§ **Exercise tasks**:
1 > According to the passage on New Year's Eve drops, how much does Raleigh's steel acorn weigh?
2 > Reproduce word for word the stretch of the passage on New Year's Eve drops from "Bangor’s beach ball" through "Rock ‘n’ Roll.".

§ **Source passage**:
········
This 800-pound fiberglass peach has been dropped since 1989 at Underground Atlanta to ring in the new year. It takes about two weeks to prepare it with the paint and fireworks necessary to make the biggest scene possible. The peach takes about 60 seconds to fall. Organizers expect about 200,000 people to come out for the event.

Bangor’s beach ball

Since 2005, this Maine city has made a party of the new year by asking everyone to get into character and the spirit of a tropical island. The whole party culminates with the dropping of a beach ball covered in Christmas lights. The local civic center gets decorated in beach themes, and people hang around in beach chairs wearing traditional Hawaiian garb and leis. Bear in mind, it’s Maine in December, so these people are probably freezing cold.

Niagara Falls’s guitar

Hard Rock Cafe knows how to party with its annual 10-foot Gibson guitar drop. For the fourth year in a row, organizers will try to outdo the previous one, which means this year there’s a free outdoor concert from the likes of Everclear and Eve 6. The celebration will end fittingly with the guitar break. Now that’s Rock ‘n’ Roll.

Raleigh’s acorn

A 1,200-pound steel acorn, completely adorned with lights, is dropped each year at midnight. It’s part of a downtown celebration that includes 20 blocks of live music, dance, comedy, and art. This year organizers brought in a 90-foot Ferris wheel to delight children and adults alike.
········
§ **Document layout detection data**:
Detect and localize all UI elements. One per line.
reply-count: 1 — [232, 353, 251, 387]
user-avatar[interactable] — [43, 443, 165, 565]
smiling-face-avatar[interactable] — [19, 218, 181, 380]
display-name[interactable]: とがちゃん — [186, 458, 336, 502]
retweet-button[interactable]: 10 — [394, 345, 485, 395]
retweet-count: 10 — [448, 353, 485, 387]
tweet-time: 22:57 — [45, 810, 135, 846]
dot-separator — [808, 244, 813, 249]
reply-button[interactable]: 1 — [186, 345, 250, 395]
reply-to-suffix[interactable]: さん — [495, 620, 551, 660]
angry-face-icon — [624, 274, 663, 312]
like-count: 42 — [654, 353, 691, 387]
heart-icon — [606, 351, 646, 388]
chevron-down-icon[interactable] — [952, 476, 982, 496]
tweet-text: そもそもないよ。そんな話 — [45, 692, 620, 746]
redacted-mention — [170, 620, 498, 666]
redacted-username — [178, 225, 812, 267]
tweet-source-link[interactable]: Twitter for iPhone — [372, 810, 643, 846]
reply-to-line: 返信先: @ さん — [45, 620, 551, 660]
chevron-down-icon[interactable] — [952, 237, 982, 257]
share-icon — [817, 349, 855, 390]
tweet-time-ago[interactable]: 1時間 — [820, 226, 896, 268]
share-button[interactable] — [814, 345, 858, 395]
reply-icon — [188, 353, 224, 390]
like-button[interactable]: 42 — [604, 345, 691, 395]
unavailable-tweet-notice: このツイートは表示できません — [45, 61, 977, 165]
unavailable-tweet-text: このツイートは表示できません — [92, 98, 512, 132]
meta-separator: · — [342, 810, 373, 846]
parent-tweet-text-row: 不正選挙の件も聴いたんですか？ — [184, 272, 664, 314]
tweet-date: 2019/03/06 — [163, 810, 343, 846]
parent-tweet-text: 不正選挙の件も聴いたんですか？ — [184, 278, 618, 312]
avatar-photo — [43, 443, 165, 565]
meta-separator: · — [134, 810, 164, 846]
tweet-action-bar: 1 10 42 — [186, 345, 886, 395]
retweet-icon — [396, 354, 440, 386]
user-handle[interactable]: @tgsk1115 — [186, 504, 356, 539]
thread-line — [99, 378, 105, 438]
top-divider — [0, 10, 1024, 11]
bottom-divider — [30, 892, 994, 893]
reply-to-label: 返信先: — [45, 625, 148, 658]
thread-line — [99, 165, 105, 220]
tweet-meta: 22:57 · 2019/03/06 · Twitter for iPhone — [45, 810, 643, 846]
········
§ **Outputs in order**:
1 > 1,200 pounds

2 >
Bangor’s beach ball

Since 2005, this Maine city has made a party of the new year by asking everyone to get into character and the spirit of a tropical island. The whole party culminates with the dropping of a beach ball covered in Christmas lights. The local civic center gets decorated in beach themes, and people hang around in beach chairs wearing traditional Hawaiian garb and leis. Bear in mind, it’s Maine in December, so these people are probably freezing cold.

Niagara Falls’s guitar

Hard Rock Cafe knows how to party with its annual 10-foot Gibson guitar drop. For the fourth year in a row, organizers will try to outdo the previous one, which means this year there’s a free outdoor concert from the likes of Everclear and Eve 6. The celebration will end fittingly with the guitar break. Now that’s Rock ‘n’ Roll.